Stored data

-=-=-

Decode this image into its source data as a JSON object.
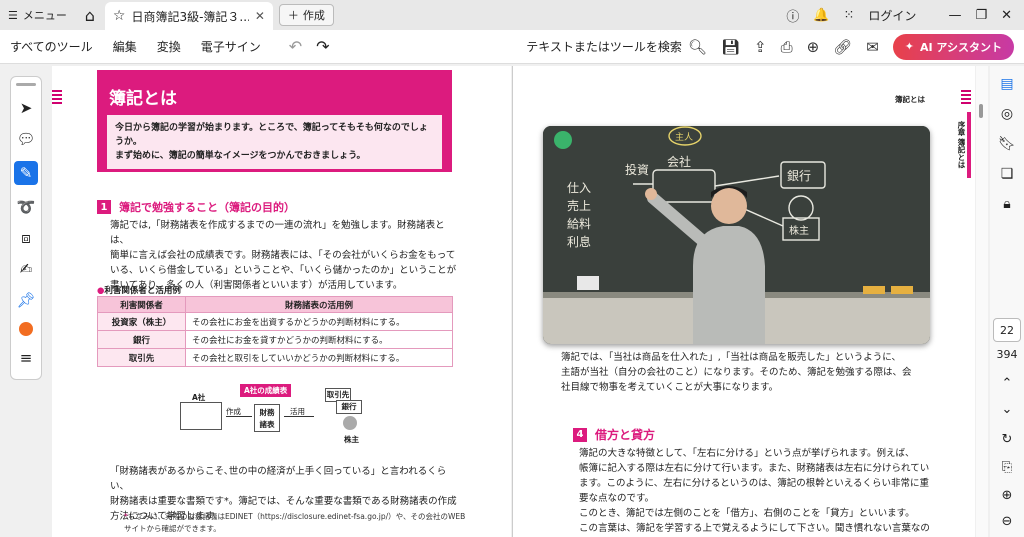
{
  "titlebar": {
    "menu_label": "メニュー",
    "tab_title": "日商簿記3級-簿記３...",
    "newtab_label": "作成",
    "login_label": "ログイン"
  },
  "toolbar": {
    "items": [
      "すべてのツール",
      "編集",
      "変換",
      "電子サイン"
    ],
    "search_label": "テキストまたはツールを検索",
    "ai_label": "AI アシスタント"
  },
  "left_page": {
    "header_title": "簿記とは",
    "header_box_line1": "今日から簿記の学習が始まります。ところで、簿記ってそもそも何なのでしょうか。",
    "header_box_line2": "まず始めに、簿記の簡単なイメージをつかんでおきましょう。",
    "section1_num": "1",
    "section1_title": "簿記で勉強すること（簿記の目的）",
    "para1": [
      "簿記では,「財務諸表を作成するまでの一連の流れ」を勉強します。財務諸表とは、",
      "簡単に言えば会社の成績表です。財務諸表には、「その会社がいくらお金をもって",
      "いる、いくら借金している」ということや、「いくら儲かったのか」ということが",
      "書いてあり、多くの人（利害関係者といいます）が活用しています。"
    ],
    "table_title": "利害関係者と活用例",
    "table_headers": [
      "利害関係者",
      "財務諸表の活用例"
    ],
    "table_rows": [
      [
        "投資家（株主）",
        "その会社にお金を出資するかどうかの判断材料にする。"
      ],
      [
        "銀行",
        "その会社にお金を貸すかどうかの判断材料にする。"
      ],
      [
        "取引先",
        "その会社と取引をしていいかどうかの判断材料にする。"
      ]
    ],
    "diagram": {
      "company": "A社",
      "report_tag": "A社の成績表",
      "create": "作成",
      "statements_line1": "財務",
      "statements_line2": "諸表",
      "use": "活用",
      "partner": "取引先",
      "bank": "銀行",
      "shareholder": "株主"
    },
    "para2": [
      "「財務諸表があるからこそ､世の中の経済が上手く回っている」と言われるくらい、",
      "財務諸表は重要な書類です*。簿記では、そんな重要な書類である財務諸表の作成",
      "方法について学習します。"
    ],
    "footnote_line1": "ちなみに、実際の財務諸表はEDINET（https://disclosure.edinet-fsa.go.jp/）や、その会社のWEB",
    "footnote_line2": "サイトから確認ができます。"
  },
  "right_page": {
    "running_header": "簿記とは",
    "side_tab": "序章 簿記とは",
    "para1": [
      "簿記では、「当社は商品を仕入れた」,「当社は商品を販売した」というように、",
      "主語が当社（自分の会社のこと）になります。そのため、簿記を勉強する際は、会",
      "社目線で物事を考えていくことが大事になります。"
    ],
    "section4_num": "4",
    "section4_title": "借方と貸方",
    "para2": [
      "簿記の大きな特徴として、「左右に分ける」という点が挙げられます。例えば、",
      "帳簿に記入する際は左右に分けて行います。また、財務諸表は左右に分けられてい",
      "ます。このように、左右に分けるというのは、簿記の根幹といえるくらい非常に重",
      "要な点なのです。",
      "このとき、簿記では左側のことを「借方」、右側のことを「貸方」といいます。",
      "この言葉は、簿記を学習する上で覚えるようにして下さい。聞き慣れない言葉なの"
    ]
  },
  "video": {
    "board_words": [
      "主人",
      "会社",
      "投資",
      "銀行",
      "株主",
      "仕入",
      "売上",
      "給料",
      "利息"
    ]
  },
  "nav": {
    "current_page": "22",
    "total_pages": "394"
  },
  "colors": {
    "brand_pink": "#dc1b7e",
    "ai_gradient_start": "#e8414a",
    "ai_gradient_end": "#c73aa5"
  }
}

-=-=-

Objective: Give back every line exactly as it stands, pictures excluded.

The completed task:
Decode this image into its source data as a JSON object.
{
  "titlebar": {
    "menu_label": "メニュー",
    "tab_title": "日商簿記3級-簿記３...",
    "newtab_label": "作成",
    "login_label": "ログイン"
  },
  "toolbar": {
    "items": [
      "すべてのツール",
      "編集",
      "変換",
      "電子サイン"
    ],
    "search_label": "テキストまたはツールを検索",
    "ai_label": "AI アシスタント"
  },
  "left_page": {
    "header_title": "簿記とは",
    "header_box_line1": "今日から簿記の学習が始まります。ところで、簿記ってそもそも何なのでしょうか。",
    "header_box_line2": "まず始めに、簿記の簡単なイメージをつかんでおきましょう。",
    "section1_num": "1",
    "section1_title": "簿記で勉強すること（簿記の目的）",
    "para1": [
      "簿記では,「財務諸表を作成するまでの一連の流れ」を勉強します。財務諸表とは、",
      "簡単に言えば会社の成績表です。財務諸表には、「その会社がいくらお金をもって",
      "いる、いくら借金している」ということや、「いくら儲かったのか」ということが",
      "書いてあり、多くの人（利害関係者といいます）が活用しています。"
    ],
    "table_title": "利害関係者と活用例",
    "table_headers": [
      "利害関係者",
      "財務諸表の活用例"
    ],
    "table_rows": [
      [
        "投資家（株主）",
        "その会社にお金を出資するかどうかの判断材料にする。"
      ],
      [
        "銀行",
        "その会社にお金を貸すかどうかの判断材料にする。"
      ],
      [
        "取引先",
        "その会社と取引をしていいかどうかの判断材料にする。"
      ]
    ],
    "diagram": {
      "company": "A社",
      "report_tag": "A社の成績表",
      "create": "作成",
      "statements_line1": "財務",
      "statements_line2": "諸表",
      "use": "活用",
      "partner": "取引先",
      "bank": "銀行",
      "shareholder": "株主"
    },
    "para2": [
      "「財務諸表があるからこそ､世の中の経済が上手く回っている」と言われるくらい、",
      "財務諸表は重要な書類です*。簿記では、そんな重要な書類である財務諸表の作成",
      "方法について学習します。"
    ],
    "footnote_line1": "ちなみに、実際の財務諸表はEDINET（https://disclosure.edinet-fsa.go.jp/）や、その会社のWEB",
    "footnote_line2": "サイトから確認ができます。"
  },
  "right_page": {
    "running_header": "簿記とは",
    "side_tab": "序章 簿記とは",
    "para1": [
      "簿記では、「当社は商品を仕入れた」,「当社は商品を販売した」というように、",
      "主語が当社（自分の会社のこと）になります。そのため、簿記を勉強する際は、会",
      "社目線で物事を考えていくことが大事になります。"
    ],
    "section4_num": "4",
    "section4_title": "借方と貸方",
    "para2": [
      "簿記の大きな特徴として、「左右に分ける」という点が挙げられます。例えば、",
      "帳簿に記入する際は左右に分けて行います。また、財務諸表は左右に分けられてい",
      "ます。このように、左右に分けるというのは、簿記の根幹といえるくらい非常に重",
      "要な点なのです。",
      "このとき、簿記では左側のことを「借方」、右側のことを「貸方」といいます。",
      "この言葉は、簿記を学習する上で覚えるようにして下さい。聞き慣れない言葉なの"
    ]
  },
  "video": {
    "board_words": [
      "主人",
      "会社",
      "投資",
      "銀行",
      "株主",
      "仕入",
      "売上",
      "給料",
      "利息"
    ]
  },
  "nav": {
    "current_page": "22",
    "total_pages": "394"
  },
  "colors": {
    "brand_pink": "#dc1b7e",
    "ai_gradient_start": "#e8414a",
    "ai_gradient_end": "#c73aa5"
  }
}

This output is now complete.